**Problem details:**
Copy every line of the data that includes the string "time".

──────── Supplied data

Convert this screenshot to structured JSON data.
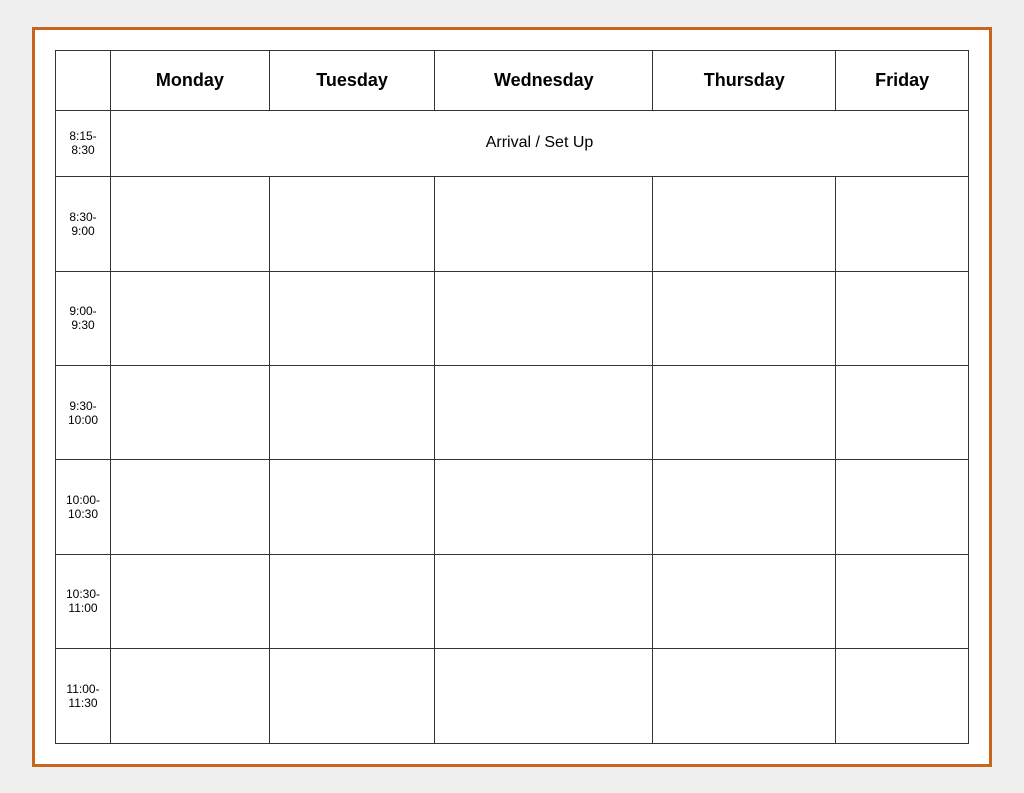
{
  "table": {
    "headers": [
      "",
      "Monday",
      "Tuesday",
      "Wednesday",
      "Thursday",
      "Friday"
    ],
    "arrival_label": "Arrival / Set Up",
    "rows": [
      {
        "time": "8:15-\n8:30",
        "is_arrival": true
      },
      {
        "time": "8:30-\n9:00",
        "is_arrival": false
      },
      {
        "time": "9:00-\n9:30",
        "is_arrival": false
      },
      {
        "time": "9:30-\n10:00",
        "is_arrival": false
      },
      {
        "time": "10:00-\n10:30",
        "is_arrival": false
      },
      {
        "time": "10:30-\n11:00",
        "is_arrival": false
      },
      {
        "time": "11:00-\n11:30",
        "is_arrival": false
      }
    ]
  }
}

────────────────

**Solution:**
        "time": "8:15-\n8:30",
        "time": "8:30-\n9:00",
        "time": "9:00-\n9:30",
        "time": "9:30-\n10:00",
        "time": "10:00-\n10:30",
        "time": "10:30-\n11:00",
        "time": "11:00-\n11:30",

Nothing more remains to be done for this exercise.